-- DESCRIPTION OF THE TASK --
Reproduce the listing below line for line, keeping every character unchanged.

* Begin *

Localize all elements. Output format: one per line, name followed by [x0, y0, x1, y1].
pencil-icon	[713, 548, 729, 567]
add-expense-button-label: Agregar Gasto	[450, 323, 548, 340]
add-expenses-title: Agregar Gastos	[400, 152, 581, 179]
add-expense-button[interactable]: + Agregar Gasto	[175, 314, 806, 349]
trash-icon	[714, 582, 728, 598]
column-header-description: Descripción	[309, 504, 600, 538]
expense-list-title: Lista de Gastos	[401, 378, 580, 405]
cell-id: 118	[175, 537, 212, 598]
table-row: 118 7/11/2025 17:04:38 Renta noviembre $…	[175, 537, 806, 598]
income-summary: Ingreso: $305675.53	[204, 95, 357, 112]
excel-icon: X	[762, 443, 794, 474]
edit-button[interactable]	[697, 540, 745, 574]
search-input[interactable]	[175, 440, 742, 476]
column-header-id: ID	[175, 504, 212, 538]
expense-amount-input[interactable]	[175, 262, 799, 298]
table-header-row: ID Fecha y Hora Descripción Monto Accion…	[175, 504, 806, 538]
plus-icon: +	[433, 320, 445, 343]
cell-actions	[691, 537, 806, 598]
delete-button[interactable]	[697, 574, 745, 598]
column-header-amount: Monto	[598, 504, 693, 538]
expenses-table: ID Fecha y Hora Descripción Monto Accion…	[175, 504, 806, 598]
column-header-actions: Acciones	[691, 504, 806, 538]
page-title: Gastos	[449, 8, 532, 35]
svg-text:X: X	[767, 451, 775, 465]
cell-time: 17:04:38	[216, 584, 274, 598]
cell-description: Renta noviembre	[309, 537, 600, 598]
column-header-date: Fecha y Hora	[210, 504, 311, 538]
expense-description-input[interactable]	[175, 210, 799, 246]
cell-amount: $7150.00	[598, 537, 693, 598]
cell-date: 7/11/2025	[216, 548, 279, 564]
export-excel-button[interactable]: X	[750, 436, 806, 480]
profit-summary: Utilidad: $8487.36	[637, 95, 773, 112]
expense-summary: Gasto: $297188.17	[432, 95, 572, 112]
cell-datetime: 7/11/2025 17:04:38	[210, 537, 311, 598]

* End *

-- RESULT OF THIS TASK --
Localize all elements. Output format: one per line, name followed by [x0, y0, x1, y1].
pencil-icon	[713, 548, 729, 567]
add-expense-button-label: Agregar Gasto	[450, 323, 548, 340]
add-expenses-title: Agregar Gastos	[400, 152, 581, 179]
add-expense-button[interactable]: + Agregar Gasto	[175, 314, 806, 349]
trash-icon	[714, 582, 728, 598]
column-header-description: Descripción	[309, 504, 600, 538]
expense-list-title: Lista de Gastos	[401, 378, 580, 405]
cell-id: 118	[175, 537, 212, 598]
table-row: 118 7/11/2025 17:04:38 Renta noviembre $…	[175, 537, 806, 598]
income-summary: Ingreso: $305675.53	[204, 95, 357, 112]
excel-icon: X	[762, 443, 794, 474]
edit-button[interactable]	[697, 540, 745, 574]
search-input[interactable]	[175, 440, 742, 476]
column-header-id: ID	[175, 504, 212, 538]
expense-amount-input[interactable]	[175, 262, 799, 298]
table-header-row: ID Fecha y Hora Descripción Monto Accion…	[175, 504, 806, 538]
plus-icon: +	[433, 320, 445, 343]
cell-actions	[691, 537, 806, 598]
delete-button[interactable]	[697, 574, 745, 598]
column-header-amount: Monto	[598, 504, 693, 538]
expenses-table: ID Fecha y Hora Descripción Monto Accion…	[175, 504, 806, 598]
column-header-actions: Acciones	[691, 504, 806, 538]
page-title: Gastos	[449, 8, 532, 35]
svg-text:X: X	[767, 451, 775, 465]
cell-time: 17:04:38	[216, 584, 274, 598]
cell-description: Renta noviembre	[309, 537, 600, 598]
column-header-date: Fecha y Hora	[210, 504, 311, 538]
expense-description-input[interactable]	[175, 210, 799, 246]
cell-amount: $7150.00	[598, 537, 693, 598]
cell-date: 7/11/2025	[216, 548, 279, 564]
export-excel-button[interactable]: X	[750, 436, 806, 480]
profit-summary: Utilidad: $8487.36	[637, 95, 773, 112]
expense-summary: Gasto: $297188.17	[432, 95, 572, 112]
cell-datetime: 7/11/2025 17:04:38	[210, 537, 311, 598]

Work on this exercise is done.